Problem to solve: Review the material and extract every line in which the word "Topology" occurs.

Material supplied:

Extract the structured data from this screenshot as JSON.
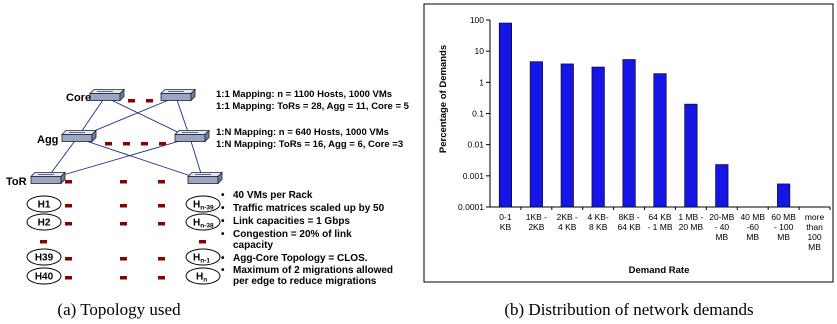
{
  "left_panel": {
    "caption": "(a) Topology used",
    "layer_labels": {
      "core": "Core",
      "agg": "Agg",
      "tor": "ToR"
    },
    "host_labels_left": [
      "H1",
      "H2",
      "H39",
      "H40"
    ],
    "host_labels_right": [
      {
        "main": "H",
        "sub": "n-39"
      },
      {
        "main": "H",
        "sub": "n-38"
      },
      {
        "main": "H",
        "sub": "n-1"
      },
      {
        "main": "H",
        "sub": "n"
      }
    ],
    "mapping_notes": [
      "1:1 Mapping:  n = 1100 Hosts, 1000 VMs",
      "1:1 Mapping: ToRs = 28, Agg = 11, Core = 5",
      "1:N Mapping: n = 640 Hosts, 1000 VMs",
      "1:N Mapping: ToRs = 16, Agg = 6, Core =3"
    ],
    "bullets": [
      [
        "40 VMs per Rack"
      ],
      [
        "Traffic matrices scaled up by 50"
      ],
      [
        "Link capacities = 1 Gbps"
      ],
      [
        "Congestion = 20% of link",
        "capacity"
      ],
      [
        "Agg-Core Topology = CLOS."
      ],
      [
        "Maximum of 2 migrations allowed",
        "per edge to reduce migrations"
      ]
    ],
    "colors": {
      "link": "#1f2a8c",
      "dash": "#8b0000"
    }
  },
  "right_panel": {
    "caption": "(b) Distribution of network demands"
  },
  "chart_data": {
    "type": "bar",
    "title": "",
    "xlabel": "Demand Rate",
    "ylabel": "Percentage of Demands",
    "yscale": "log",
    "ylim": [
      0.0001,
      100
    ],
    "yticks": [
      "0.0001",
      "0.001",
      "0.01",
      "0.1",
      "1",
      "10",
      "100"
    ],
    "categories": [
      [
        "0-1",
        "KB"
      ],
      [
        "1KB -",
        "2KB"
      ],
      [
        "2KB -",
        "4 KB"
      ],
      [
        "4 KB-",
        "8 KB"
      ],
      [
        "8KB -",
        "64 KB"
      ],
      [
        "64 KB",
        "- 1 MB"
      ],
      [
        "1 MB -",
        "20 MB"
      ],
      [
        "20-MB",
        "- 40",
        "MB"
      ],
      [
        "40 MB",
        "-60",
        "MB"
      ],
      [
        "60 MB",
        "- 100",
        "MB"
      ],
      [
        "more",
        "than",
        "100",
        "MB"
      ]
    ],
    "values": [
      80,
      4.6,
      3.9,
      3.1,
      5.4,
      1.9,
      0.2,
      0.0023,
      null,
      0.00055,
      null
    ],
    "bar_color": "#1515e6",
    "grid": false
  }
}
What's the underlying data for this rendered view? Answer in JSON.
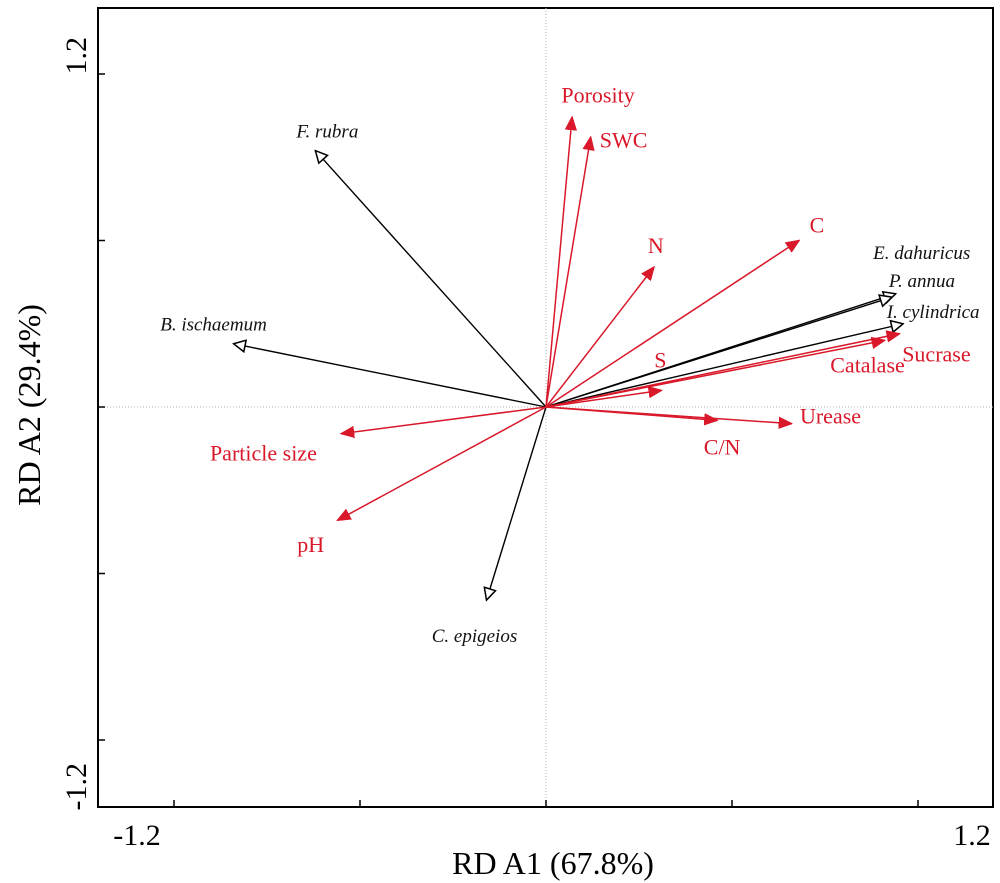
{
  "chart_data": {
    "type": "scatter",
    "subtype": "rda-biplot",
    "title": "",
    "xlabel": "RD A1 (67.8%)",
    "ylabel": "RD A2 (29.4%)",
    "xlim": [
      -1.2,
      1.2
    ],
    "ylim": [
      -1.2,
      1.2
    ],
    "tick_labels": {
      "x_min": "-1.2",
      "x_max": "1.2",
      "y_min": "-1.2",
      "y_max": "1.2"
    },
    "colors": {
      "species": "#000000",
      "environment": "#d9182a",
      "zero_lines": "#b0b0b0"
    },
    "species": [
      {
        "name": "F. rubra",
        "x": -0.62,
        "y": 0.77
      },
      {
        "name": "B. ischaemum",
        "x": -0.84,
        "y": 0.19
      },
      {
        "name": "C. epigeios",
        "x": -0.16,
        "y": -0.58
      },
      {
        "name": "E. dahuricus",
        "x": 0.94,
        "y": 0.34
      },
      {
        "name": "P. annua",
        "x": 0.93,
        "y": 0.33
      },
      {
        "name": "I. cylindrica",
        "x": 0.96,
        "y": 0.25
      }
    ],
    "environment": [
      {
        "name": "Porosity",
        "x": 0.07,
        "y": 0.87
      },
      {
        "name": "SWC",
        "x": 0.12,
        "y": 0.81
      },
      {
        "name": "N",
        "x": 0.29,
        "y": 0.42
      },
      {
        "name": "C",
        "x": 0.68,
        "y": 0.5
      },
      {
        "name": "S",
        "x": 0.31,
        "y": 0.05
      },
      {
        "name": "Catalase",
        "x": 0.91,
        "y": 0.2
      },
      {
        "name": "Sucrase",
        "x": 0.95,
        "y": 0.22
      },
      {
        "name": "C/N",
        "x": 0.46,
        "y": -0.04
      },
      {
        "name": "Urease",
        "x": 0.66,
        "y": -0.05
      },
      {
        "name": "Particle size",
        "x": -0.55,
        "y": -0.08
      },
      {
        "name": "pH",
        "x": -0.56,
        "y": -0.34
      }
    ]
  }
}
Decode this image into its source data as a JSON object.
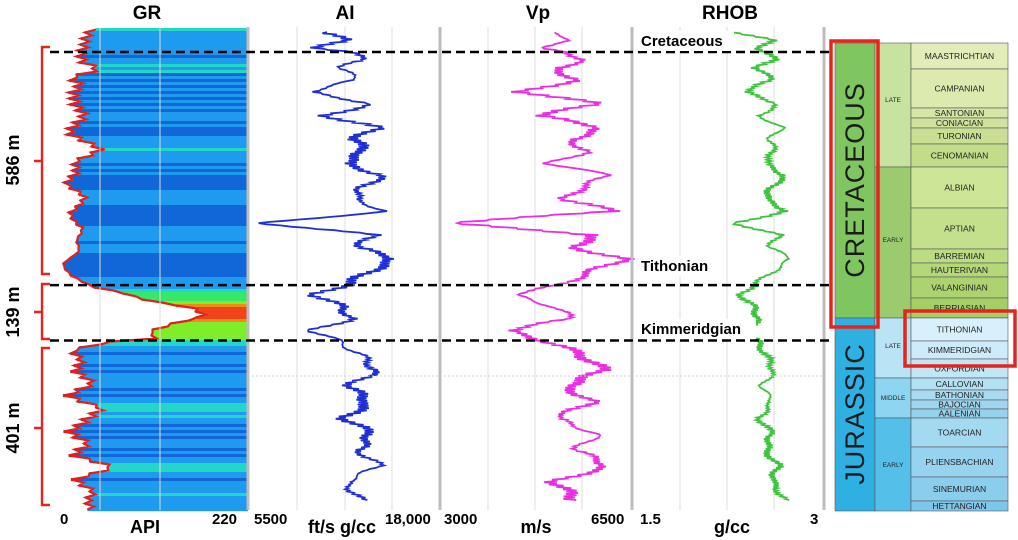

Solution below:
    "caption": "(a) Topology used",
        "Agg-Core Topology = CLOS."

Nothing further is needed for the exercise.